### JOB
Report how many lines contain "حاتم"; state the number and nothing else.

### ENTRIES SUPPLIED
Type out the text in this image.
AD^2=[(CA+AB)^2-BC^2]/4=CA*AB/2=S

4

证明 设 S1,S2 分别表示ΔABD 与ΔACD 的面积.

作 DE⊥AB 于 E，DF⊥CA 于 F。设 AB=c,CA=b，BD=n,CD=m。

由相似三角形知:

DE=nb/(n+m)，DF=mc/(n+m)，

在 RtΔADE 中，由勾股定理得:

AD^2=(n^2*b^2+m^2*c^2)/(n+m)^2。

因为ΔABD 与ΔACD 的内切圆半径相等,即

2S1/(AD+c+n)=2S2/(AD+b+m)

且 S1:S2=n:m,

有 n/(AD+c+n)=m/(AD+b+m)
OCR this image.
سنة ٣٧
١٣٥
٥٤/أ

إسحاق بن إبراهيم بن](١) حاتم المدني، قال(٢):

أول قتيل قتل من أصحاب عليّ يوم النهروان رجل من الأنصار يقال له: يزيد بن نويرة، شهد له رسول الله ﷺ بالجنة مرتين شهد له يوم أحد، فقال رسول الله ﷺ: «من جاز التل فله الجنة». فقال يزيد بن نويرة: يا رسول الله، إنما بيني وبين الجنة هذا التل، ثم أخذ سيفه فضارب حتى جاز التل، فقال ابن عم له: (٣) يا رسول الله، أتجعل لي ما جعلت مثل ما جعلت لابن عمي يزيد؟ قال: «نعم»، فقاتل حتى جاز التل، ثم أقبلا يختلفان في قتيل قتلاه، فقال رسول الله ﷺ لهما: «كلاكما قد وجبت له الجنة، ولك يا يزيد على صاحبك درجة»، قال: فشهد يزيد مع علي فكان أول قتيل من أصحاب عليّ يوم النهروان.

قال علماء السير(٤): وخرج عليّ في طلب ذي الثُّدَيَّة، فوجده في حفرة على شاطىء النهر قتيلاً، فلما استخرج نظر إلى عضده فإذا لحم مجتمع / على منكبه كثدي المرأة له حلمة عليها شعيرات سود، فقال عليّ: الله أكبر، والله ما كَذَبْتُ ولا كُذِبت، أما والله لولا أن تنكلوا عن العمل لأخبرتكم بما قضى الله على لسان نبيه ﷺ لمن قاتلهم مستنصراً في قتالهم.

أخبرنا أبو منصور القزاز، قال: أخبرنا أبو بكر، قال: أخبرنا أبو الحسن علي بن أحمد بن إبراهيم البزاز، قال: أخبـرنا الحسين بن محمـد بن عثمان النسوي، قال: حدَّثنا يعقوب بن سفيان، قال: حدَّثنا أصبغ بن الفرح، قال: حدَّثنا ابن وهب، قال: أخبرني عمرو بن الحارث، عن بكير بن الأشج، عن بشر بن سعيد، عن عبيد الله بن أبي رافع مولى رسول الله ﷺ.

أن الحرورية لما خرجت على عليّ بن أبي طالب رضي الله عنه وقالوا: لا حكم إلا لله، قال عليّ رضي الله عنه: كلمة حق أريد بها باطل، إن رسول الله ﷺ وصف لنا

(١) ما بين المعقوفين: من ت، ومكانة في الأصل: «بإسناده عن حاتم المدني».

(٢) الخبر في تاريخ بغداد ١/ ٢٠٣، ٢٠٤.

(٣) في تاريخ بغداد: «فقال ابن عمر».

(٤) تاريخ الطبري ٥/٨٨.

...

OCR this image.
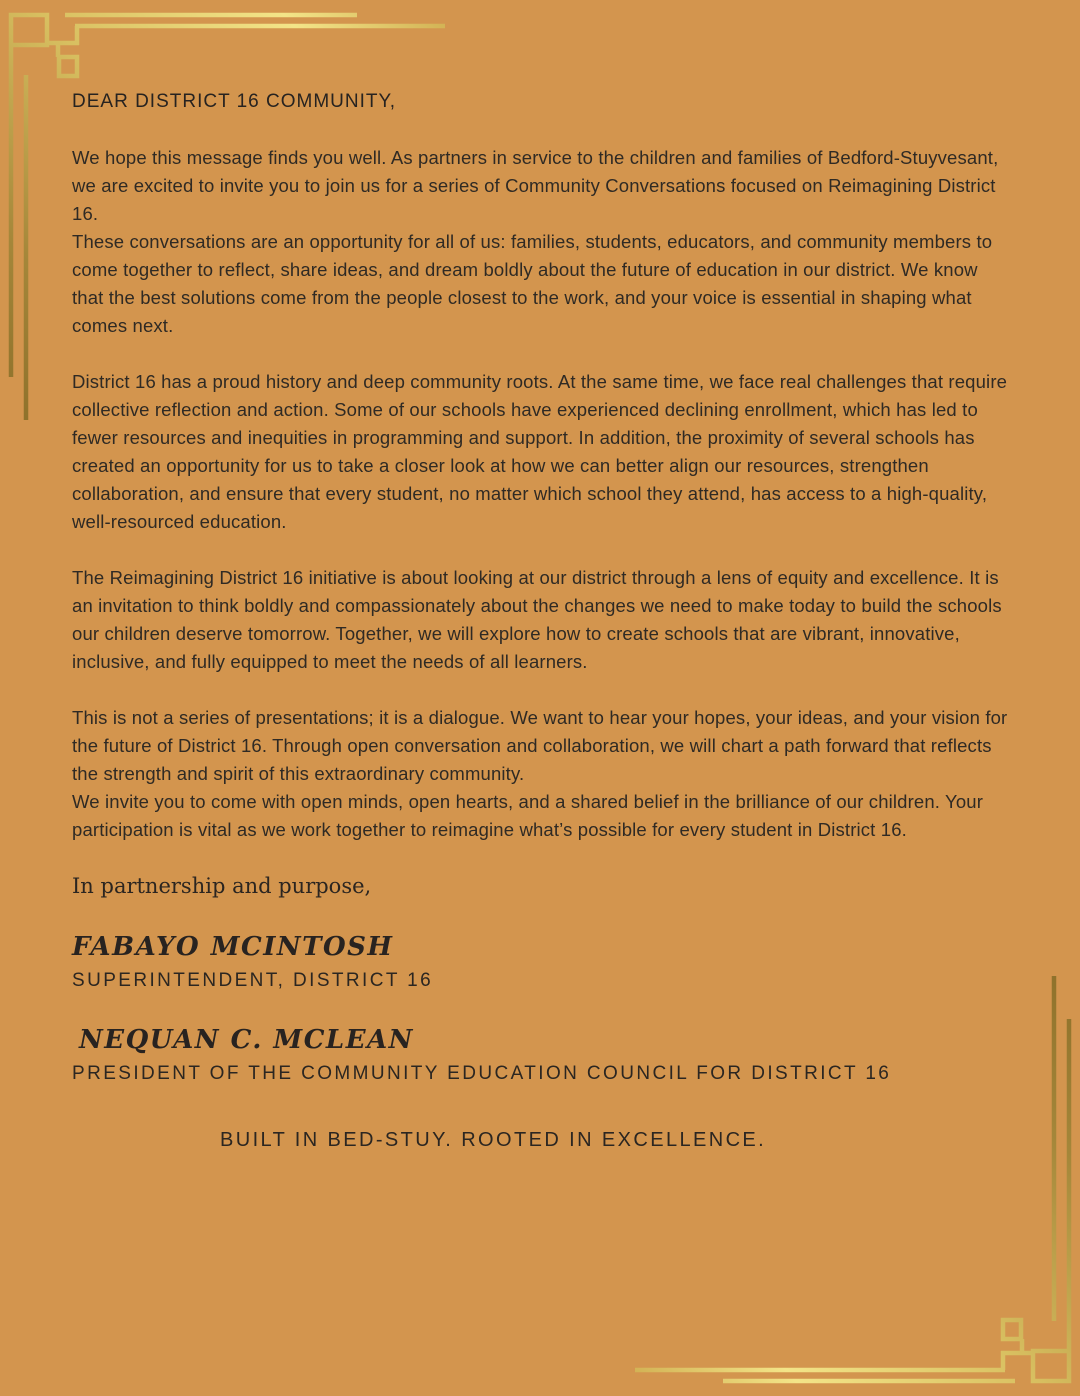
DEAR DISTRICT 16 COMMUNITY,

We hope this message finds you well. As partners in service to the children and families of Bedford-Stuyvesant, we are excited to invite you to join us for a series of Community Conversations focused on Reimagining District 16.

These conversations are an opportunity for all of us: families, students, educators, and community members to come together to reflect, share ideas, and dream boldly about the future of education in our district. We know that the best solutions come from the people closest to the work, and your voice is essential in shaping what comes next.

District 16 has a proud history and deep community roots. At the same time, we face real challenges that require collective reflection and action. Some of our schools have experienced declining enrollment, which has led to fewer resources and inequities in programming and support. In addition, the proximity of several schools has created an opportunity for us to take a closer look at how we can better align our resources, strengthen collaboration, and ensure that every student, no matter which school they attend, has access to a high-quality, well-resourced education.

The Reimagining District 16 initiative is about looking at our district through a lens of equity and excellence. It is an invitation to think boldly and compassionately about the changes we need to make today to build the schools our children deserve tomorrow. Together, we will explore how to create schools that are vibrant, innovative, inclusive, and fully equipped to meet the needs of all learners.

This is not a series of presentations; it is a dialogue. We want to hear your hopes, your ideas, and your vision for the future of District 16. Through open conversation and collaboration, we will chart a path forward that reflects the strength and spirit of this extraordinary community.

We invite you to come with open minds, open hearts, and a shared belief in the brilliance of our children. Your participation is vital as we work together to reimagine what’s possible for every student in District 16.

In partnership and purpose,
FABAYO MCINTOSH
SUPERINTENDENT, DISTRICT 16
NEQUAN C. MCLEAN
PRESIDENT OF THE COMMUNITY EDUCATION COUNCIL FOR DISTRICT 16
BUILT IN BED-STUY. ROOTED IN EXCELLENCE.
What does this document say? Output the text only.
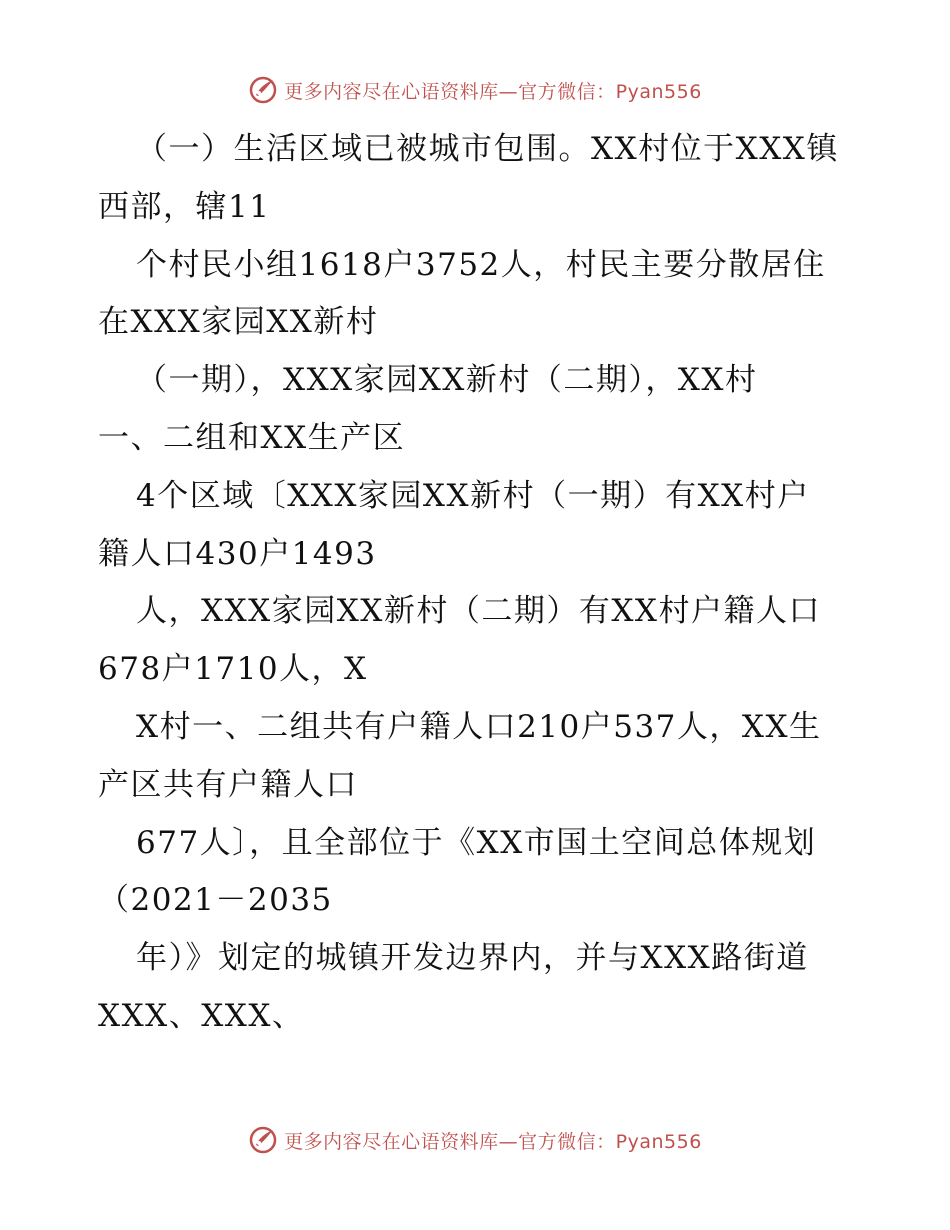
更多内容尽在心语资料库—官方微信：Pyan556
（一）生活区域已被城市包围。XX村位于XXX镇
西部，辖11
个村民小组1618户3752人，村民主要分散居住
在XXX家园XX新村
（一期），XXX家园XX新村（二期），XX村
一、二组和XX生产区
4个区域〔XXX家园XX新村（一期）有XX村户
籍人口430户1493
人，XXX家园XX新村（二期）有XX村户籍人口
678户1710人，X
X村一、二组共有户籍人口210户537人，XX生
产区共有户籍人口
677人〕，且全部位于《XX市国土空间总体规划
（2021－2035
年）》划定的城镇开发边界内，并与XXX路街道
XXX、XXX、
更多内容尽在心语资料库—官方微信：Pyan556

### TASK OUTPUT
2